#### [WRITTEN INSTRUCTION]
Extract all lines containing "Start".

#### [RAW RECORDS]
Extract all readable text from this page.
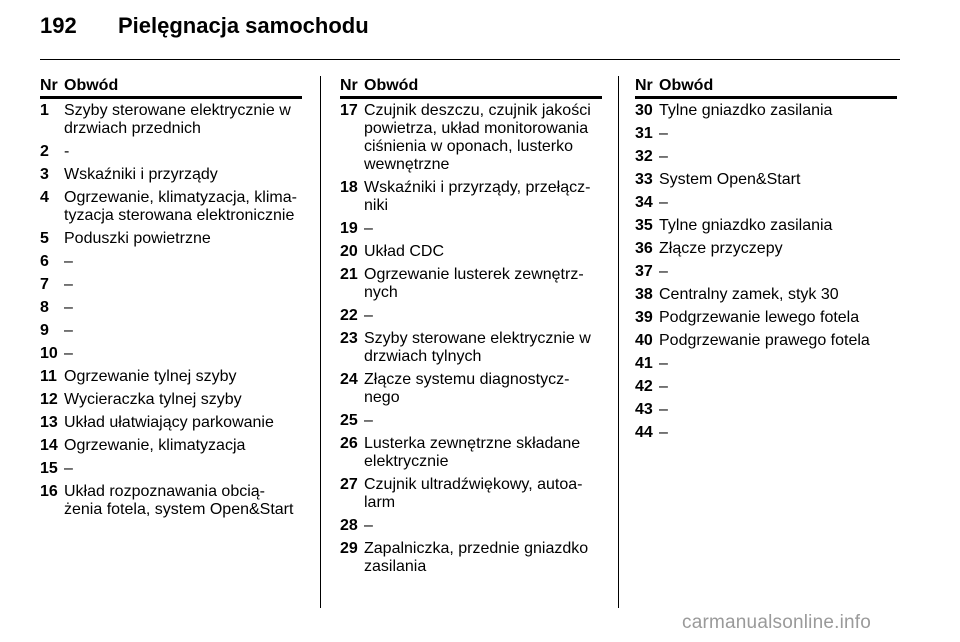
192	Pielęgnacja samochodu
Nr Obwód
1 Szyby sterowane elektrycznie w drzwiach przednich
2 -
3 Wskaźniki i przyrządy
4 Ogrzewanie, klimatyzacja, klima-tyzacja sterowana elektronicznie
5 Poduszki powietrzne
6 –
7 –
8 –
9 –
10 –
11 Ogrzewanie tylnej szyby
12 Wycieraczka tylnej szyby
13 Układ ułatwiający parkowanie
14 Ogrzewanie, klimatyzacja
15 –
16 Układ rozpoznawania obcią-żenia fotela, system Open&Start
Nr Obwód
17 Czujnik deszczu, czujnik jakości powietrza, układ monitorowania ciśnienia w oponach, lusterko wewnętrzne
18 Wskaźniki i przyrządy, przełącz-niki
19 –
20 Układ CDC
21 Ogrzewanie lusterek zewnętrz-nych
22 –
23 Szyby sterowane elektrycznie w drzwiach tylnych
24 Złącze systemu diagnostycz-nego
25 –
26 Lusterka zewnętrzne składane elektrycznie
27 Czujnik ultradźwiękowy, autoa-larm
28 –
29 Zapalniczka, przednie gniazdko zasilania
Nr Obwód
30 Tylne gniazdko zasilania
31 –
32 –
33 System Open&Start
34 –
35 Tylne gniazdko zasilania
36 Złącze przyczepy
37 –
38 Centralny zamek, styk 30
39 Podgrzewanie lewego fotela
40 Podgrzewanie prawego fotela
41 –
42 –
43 –
44 –
carmanualsonline.info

#### [COMPLETE RESPONSE]
16 Układ rozpoznawania obcią-żenia fotela, system Open&Start
33 System Open&Start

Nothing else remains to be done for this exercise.